• Task description
In the entries below, find the lines with the word "xlabel" and copy them.

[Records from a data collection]
......
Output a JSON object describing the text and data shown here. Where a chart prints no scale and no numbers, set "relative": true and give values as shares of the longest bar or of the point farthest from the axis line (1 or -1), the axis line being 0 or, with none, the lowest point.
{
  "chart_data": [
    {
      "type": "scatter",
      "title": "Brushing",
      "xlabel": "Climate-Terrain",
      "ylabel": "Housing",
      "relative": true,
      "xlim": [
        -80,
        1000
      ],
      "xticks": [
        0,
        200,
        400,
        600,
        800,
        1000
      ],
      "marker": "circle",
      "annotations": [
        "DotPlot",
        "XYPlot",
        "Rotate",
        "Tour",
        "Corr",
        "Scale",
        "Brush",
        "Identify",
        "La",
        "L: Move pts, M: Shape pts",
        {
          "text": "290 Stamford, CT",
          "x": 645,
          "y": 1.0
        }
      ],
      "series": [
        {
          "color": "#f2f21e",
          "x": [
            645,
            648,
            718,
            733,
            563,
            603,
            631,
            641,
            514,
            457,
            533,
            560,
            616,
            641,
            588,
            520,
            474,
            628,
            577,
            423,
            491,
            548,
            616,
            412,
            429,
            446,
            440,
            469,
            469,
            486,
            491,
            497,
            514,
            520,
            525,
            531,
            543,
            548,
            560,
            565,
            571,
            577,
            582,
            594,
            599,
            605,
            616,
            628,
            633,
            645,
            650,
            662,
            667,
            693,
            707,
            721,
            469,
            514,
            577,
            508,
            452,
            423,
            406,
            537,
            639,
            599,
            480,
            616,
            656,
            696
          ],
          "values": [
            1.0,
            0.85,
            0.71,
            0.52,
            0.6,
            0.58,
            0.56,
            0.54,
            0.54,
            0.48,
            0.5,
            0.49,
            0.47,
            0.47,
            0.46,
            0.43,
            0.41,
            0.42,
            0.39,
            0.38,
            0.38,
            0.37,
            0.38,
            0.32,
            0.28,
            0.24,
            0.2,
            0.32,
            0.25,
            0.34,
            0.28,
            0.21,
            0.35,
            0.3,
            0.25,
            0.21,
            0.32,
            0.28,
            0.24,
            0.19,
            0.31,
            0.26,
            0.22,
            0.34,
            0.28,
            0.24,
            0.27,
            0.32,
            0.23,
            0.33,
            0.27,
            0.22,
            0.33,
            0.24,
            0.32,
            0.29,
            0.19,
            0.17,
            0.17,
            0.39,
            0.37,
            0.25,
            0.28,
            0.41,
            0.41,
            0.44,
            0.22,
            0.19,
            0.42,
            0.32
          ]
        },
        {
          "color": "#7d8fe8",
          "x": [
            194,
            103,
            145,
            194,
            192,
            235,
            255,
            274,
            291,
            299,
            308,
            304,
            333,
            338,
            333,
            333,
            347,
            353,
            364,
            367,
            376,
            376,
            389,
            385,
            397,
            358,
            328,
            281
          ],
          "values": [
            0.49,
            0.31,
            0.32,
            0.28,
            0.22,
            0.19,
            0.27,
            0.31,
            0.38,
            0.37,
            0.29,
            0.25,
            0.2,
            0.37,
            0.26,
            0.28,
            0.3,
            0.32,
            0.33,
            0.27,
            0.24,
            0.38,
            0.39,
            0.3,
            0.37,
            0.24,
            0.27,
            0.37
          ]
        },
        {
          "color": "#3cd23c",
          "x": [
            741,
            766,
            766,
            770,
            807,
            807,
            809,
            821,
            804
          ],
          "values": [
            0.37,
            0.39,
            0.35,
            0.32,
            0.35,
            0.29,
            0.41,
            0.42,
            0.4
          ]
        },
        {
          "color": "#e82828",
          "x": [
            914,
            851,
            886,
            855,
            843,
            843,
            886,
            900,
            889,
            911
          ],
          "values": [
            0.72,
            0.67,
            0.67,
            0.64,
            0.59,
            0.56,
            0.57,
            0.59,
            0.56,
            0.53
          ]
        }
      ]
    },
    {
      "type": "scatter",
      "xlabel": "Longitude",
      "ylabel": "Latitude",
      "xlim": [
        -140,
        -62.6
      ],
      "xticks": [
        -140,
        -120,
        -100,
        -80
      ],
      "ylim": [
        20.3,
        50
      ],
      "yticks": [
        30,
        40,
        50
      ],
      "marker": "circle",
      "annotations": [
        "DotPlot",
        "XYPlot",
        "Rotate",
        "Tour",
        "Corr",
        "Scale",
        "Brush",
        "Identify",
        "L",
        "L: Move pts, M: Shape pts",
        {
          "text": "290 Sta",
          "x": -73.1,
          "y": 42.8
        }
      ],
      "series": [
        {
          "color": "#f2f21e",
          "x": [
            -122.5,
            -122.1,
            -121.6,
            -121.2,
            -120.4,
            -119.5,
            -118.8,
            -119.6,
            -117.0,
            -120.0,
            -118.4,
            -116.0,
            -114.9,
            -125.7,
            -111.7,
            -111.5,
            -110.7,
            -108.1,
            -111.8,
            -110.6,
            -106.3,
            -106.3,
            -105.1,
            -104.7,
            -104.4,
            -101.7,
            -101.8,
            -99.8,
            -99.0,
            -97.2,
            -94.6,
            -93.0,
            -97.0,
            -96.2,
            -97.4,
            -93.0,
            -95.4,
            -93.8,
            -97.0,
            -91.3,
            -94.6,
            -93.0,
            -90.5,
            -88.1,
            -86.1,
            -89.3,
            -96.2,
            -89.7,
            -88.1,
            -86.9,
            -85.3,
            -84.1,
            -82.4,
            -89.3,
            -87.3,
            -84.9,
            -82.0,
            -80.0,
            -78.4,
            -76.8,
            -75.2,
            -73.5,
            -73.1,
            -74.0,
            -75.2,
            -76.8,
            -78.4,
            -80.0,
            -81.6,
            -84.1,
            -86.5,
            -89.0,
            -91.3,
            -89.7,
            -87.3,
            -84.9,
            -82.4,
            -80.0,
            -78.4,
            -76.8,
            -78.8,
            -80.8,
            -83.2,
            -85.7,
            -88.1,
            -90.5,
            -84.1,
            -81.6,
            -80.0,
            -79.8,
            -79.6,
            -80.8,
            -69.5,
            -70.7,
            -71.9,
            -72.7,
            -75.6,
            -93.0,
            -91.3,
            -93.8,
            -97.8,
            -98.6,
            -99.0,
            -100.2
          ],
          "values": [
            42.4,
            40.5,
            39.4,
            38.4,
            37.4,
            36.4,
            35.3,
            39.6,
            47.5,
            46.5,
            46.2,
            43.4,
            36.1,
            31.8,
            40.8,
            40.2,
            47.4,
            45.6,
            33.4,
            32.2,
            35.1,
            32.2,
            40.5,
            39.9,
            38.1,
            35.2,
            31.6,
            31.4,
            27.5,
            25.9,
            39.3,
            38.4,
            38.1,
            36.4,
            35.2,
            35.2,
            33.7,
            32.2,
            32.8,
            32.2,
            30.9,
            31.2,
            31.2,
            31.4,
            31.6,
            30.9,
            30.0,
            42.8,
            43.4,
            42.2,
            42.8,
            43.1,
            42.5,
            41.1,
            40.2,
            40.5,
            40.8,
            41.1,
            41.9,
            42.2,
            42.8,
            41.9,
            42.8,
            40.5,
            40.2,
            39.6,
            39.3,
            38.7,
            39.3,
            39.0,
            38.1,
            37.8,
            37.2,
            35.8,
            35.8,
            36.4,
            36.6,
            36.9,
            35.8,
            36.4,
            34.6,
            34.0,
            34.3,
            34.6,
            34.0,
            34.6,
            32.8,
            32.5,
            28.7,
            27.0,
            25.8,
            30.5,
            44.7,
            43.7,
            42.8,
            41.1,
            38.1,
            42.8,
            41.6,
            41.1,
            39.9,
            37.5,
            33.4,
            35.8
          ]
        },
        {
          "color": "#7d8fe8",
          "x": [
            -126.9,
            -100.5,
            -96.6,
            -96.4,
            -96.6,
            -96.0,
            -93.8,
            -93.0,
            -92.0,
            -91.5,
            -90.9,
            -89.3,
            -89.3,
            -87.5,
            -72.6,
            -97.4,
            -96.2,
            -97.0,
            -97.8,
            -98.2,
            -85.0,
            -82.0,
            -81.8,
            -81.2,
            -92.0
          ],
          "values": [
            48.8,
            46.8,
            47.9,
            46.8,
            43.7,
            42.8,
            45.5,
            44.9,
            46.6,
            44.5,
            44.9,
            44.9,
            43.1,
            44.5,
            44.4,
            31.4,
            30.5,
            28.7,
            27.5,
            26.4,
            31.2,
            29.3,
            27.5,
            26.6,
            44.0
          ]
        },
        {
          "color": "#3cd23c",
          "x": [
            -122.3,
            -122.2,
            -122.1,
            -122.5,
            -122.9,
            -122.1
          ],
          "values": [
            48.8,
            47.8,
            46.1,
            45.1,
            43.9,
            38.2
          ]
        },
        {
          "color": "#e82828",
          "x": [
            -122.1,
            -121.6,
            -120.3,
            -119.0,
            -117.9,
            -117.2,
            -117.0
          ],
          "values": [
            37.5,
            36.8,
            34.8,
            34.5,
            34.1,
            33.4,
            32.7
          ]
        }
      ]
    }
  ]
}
......
• Exercise output
      "xlabel": "Climate-Terrain",
      "xlabel": "Longitude",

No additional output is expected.